■ SOURCE
After working so hard on these piping techniques, I decided that I would use my leftover frosting to do some freestyle designs with a small rounded tip! I love being creative with my baking so I used some of the techniques I practiced above and put my own little twist on them!

Freestyle!

So what did I learn in terms of piping? Well there are 3 main things:

  1. Check your icing consistency: When I first started piping, my icing was not thick enough and it wouldn’t hold when I piped it. I decided to add a little more icing sugar to the icing and it worked like a charm! Also, the longer you hold the icing bag, the warmer the icing gets so popping the whole frosting bag into the fridge for a few minutes can help a lot!
  2. Find you rhythm: One of the most important things to remember when piping is to maintain a consistent rhythm and pace with your piping. If you go to fast, too slow, or change your speed up too much, you won’t end up with your desired design.
  3. Practice practice practice: Some of the designs or piping techniques may look simple, but they aren’t! Don’t get discouraged if you don’t nail it the first time! Just keep practicing and you’ll get it!

Rows excerpted from a collection
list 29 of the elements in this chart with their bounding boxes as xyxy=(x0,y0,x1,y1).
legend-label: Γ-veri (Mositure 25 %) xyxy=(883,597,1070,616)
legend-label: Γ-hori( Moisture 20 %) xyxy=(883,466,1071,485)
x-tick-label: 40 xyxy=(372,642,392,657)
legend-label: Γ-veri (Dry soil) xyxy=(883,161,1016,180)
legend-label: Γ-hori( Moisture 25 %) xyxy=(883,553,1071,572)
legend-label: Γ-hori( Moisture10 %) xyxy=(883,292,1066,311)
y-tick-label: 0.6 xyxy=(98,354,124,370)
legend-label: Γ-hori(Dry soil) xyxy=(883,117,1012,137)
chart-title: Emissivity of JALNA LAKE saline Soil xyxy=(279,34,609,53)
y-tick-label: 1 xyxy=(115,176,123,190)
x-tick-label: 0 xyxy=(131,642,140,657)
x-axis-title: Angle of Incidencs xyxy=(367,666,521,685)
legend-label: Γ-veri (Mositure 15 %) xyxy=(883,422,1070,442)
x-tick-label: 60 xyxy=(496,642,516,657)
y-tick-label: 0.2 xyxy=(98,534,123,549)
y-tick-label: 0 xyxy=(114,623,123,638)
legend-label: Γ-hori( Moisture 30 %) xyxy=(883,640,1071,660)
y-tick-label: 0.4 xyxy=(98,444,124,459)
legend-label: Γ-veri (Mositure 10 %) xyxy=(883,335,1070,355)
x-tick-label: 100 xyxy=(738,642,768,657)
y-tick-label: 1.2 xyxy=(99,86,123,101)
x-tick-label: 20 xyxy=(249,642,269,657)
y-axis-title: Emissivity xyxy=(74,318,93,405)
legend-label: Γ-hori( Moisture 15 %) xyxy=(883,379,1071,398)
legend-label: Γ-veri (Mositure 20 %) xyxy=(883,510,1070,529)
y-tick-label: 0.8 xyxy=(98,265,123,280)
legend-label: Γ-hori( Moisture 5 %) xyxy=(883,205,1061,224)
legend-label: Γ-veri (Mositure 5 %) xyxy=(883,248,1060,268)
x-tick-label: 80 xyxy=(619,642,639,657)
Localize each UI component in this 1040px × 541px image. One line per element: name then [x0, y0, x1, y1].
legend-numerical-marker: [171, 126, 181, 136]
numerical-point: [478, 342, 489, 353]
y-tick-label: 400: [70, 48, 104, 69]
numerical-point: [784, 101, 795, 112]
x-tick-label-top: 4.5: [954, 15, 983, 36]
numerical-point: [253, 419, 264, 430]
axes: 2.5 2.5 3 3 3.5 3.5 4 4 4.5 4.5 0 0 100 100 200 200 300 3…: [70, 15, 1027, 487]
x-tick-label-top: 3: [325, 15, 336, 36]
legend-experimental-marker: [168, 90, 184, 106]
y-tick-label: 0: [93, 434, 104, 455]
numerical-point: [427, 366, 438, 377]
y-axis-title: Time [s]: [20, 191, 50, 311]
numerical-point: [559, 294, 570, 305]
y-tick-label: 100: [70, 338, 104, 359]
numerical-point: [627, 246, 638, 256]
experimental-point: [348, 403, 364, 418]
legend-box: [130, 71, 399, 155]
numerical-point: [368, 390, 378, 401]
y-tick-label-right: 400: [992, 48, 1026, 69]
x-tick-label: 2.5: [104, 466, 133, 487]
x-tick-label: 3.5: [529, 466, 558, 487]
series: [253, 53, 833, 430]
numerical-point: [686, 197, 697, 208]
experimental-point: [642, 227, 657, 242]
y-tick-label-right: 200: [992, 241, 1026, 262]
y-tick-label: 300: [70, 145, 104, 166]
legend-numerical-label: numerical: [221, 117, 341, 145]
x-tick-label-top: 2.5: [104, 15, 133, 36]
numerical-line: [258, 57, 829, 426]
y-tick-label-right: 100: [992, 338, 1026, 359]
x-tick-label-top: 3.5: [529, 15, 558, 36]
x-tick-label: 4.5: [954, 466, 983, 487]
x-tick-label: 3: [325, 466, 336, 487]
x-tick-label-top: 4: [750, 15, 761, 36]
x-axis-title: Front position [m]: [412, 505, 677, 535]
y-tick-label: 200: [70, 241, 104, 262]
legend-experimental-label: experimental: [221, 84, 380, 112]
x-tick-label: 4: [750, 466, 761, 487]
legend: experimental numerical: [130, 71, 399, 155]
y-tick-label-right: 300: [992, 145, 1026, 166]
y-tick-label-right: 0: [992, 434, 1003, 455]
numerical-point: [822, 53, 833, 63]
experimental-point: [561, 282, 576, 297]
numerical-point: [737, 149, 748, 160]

■ TASKS TO COMPLETE
1 - Update the rows from their start up to and including the line with "legend-label: Γ-hori( Moisture 25", replacing every "legend-label" with "legend-item" and leaving everything else as it stands. Return only those lines.
2 - Give what follows next in the text on practicing cake piping techniques, continuing on from its last sentence.

■ EXERCISE RESULTS
1 -
list 29 of the elements in this chart with their bounding boxes as xyxy=(x0,y0,x1,y1).
legend-item: Γ-veri (Mositure 25 %) xyxy=(883,597,1070,616)
legend-item: Γ-hori( Moisture 20 %) xyxy=(883,466,1071,485)
x-tick-label: 40 xyxy=(372,642,392,657)
legend-item: Γ-veri (Dry soil) xyxy=(883,161,1016,180)
legend-item: Γ-hori( Moisture 25 %) xyxy=(883,553,1071,572)

2 -
Fun With Fondant:

After getting used to using icing, I decided that I would introduce myself to fondant! I have never really used fondant before because I don’t think it tastes very good and I know a lot of people who share the same opinion. Regardless, I know that fondant cakes are really common and fondant is great for creating shapes, figures, and even covering cakes. I wanted to step out of my comfort zone so I went to Michaels Craft Store and picked up a box of fondant! Since I am new to the fondant game, I needed to find a video on how to start! After doing some searching, the beginners fondant tutorial on the Craftsy Cake Decorating channel seemed like the best choice! Here is the video that provides 4 basic tips for using fondant (all of which I didn’t know before)!

Again, I needed to collect the necessary supplies!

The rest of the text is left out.